### OBJECTIVE
Gather from the material every line that contains the string "this".

### Recorded data
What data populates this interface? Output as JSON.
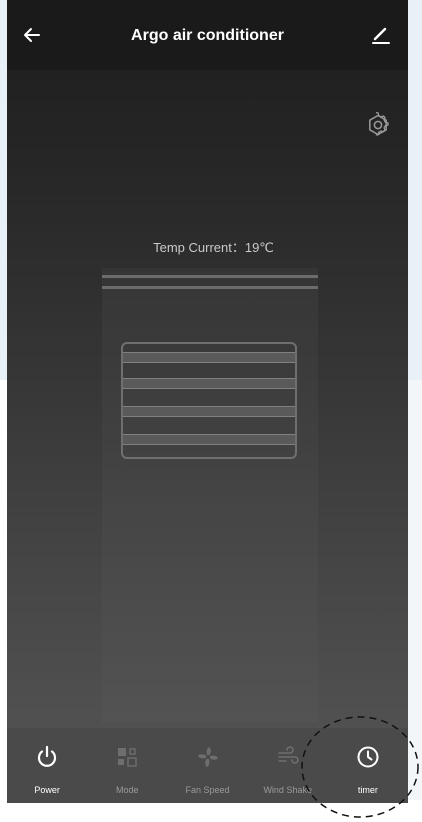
{
  "header": {
    "title": "Argo air conditioner",
    "back_icon": "arrow-left-icon",
    "edit_icon": "pencil-icon"
  },
  "settings_icon": "gear-icon",
  "status": {
    "temp_current": "Temp Current：19℃"
  },
  "controls": [
    {
      "label": "Power",
      "icon": "power-icon",
      "active": true
    },
    {
      "label": "Mode",
      "icon": "mode-icon",
      "active": false
    },
    {
      "label": "Fan Speed",
      "icon": "fan-icon",
      "active": false
    },
    {
      "label": "Wind Shake",
      "icon": "wind-icon",
      "active": false
    },
    {
      "label": "timer",
      "icon": "clock-icon",
      "active": true
    }
  ],
  "colors": {
    "header_bg": "#1a1a1a",
    "bottom_bar_bg": "#4a4a4a",
    "active": "#ffffff",
    "inactive": "#9a9a9a"
  }
}
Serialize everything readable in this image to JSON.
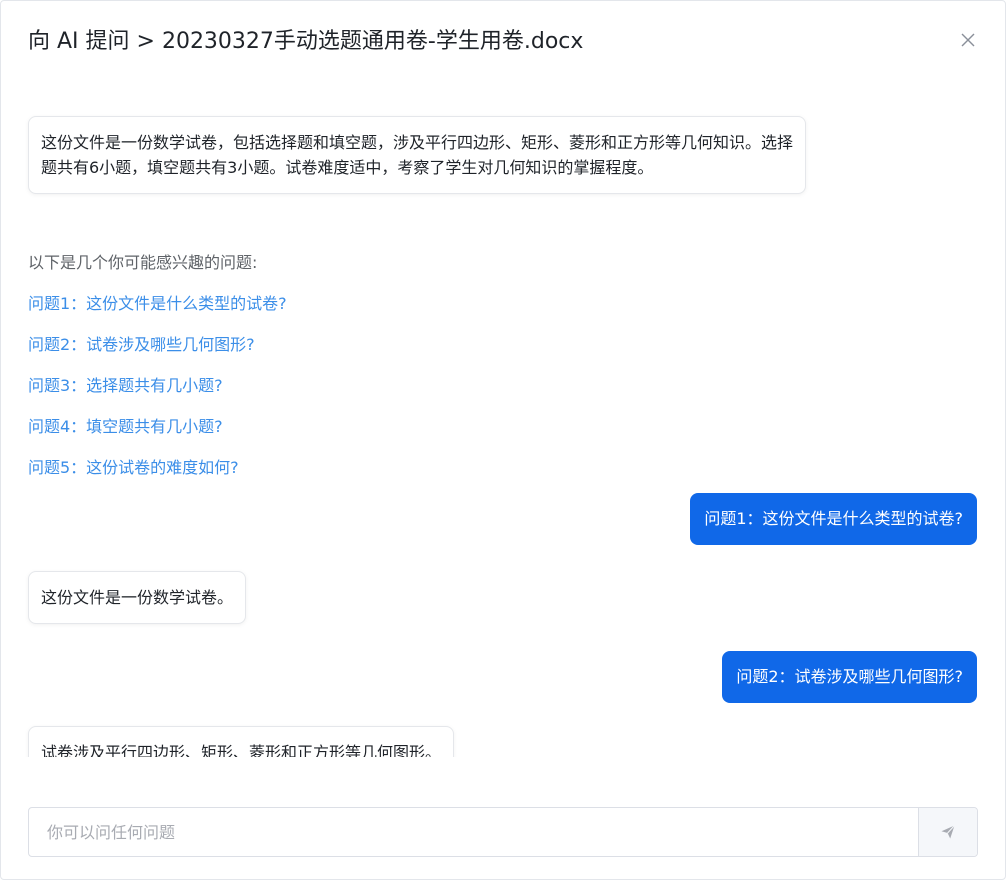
{
  "dialog": {
    "title": "向 AI 提问 > 20230327手动选题通用卷-学生用卷.docx"
  },
  "icons": {
    "close": "close-icon",
    "send": "send-icon"
  },
  "colors": {
    "accent": "#1068e8",
    "link": "#3b8ee8"
  },
  "chat": {
    "summary": "这份文件是一份数学试卷，包括选择题和填空题，涉及平行四边形、矩形、菱形和正方形等几何知识。选择题共有6小题，填空题共有3小题。试卷难度适中，考察了学生对几何知识的掌握程度。",
    "suggest_title": "以下是几个你可能感兴趣的问题:",
    "suggestions": [
      "问题1：这份文件是什么类型的试卷?",
      "问题2：试卷涉及哪些几何图形?",
      "问题3：选择题共有几小题?",
      "问题4：填空题共有几小题?",
      "问题5：这份试卷的难度如何?"
    ],
    "messages": [
      {
        "role": "user",
        "text": "问题1：这份文件是什么类型的试卷?"
      },
      {
        "role": "ai",
        "text": "这份文件是一份数学试卷。"
      },
      {
        "role": "user",
        "text": "问题2：试卷涉及哪些几何图形?"
      },
      {
        "role": "ai",
        "text": "试卷涉及平行四边形、矩形、菱形和正方形等几何图形。"
      }
    ]
  },
  "input": {
    "placeholder": "你可以问任何问题",
    "value": ""
  }
}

### SOLUTION BELOW
What data populates this interface? Output as JSON.
Serialize everything readable in this image to JSON.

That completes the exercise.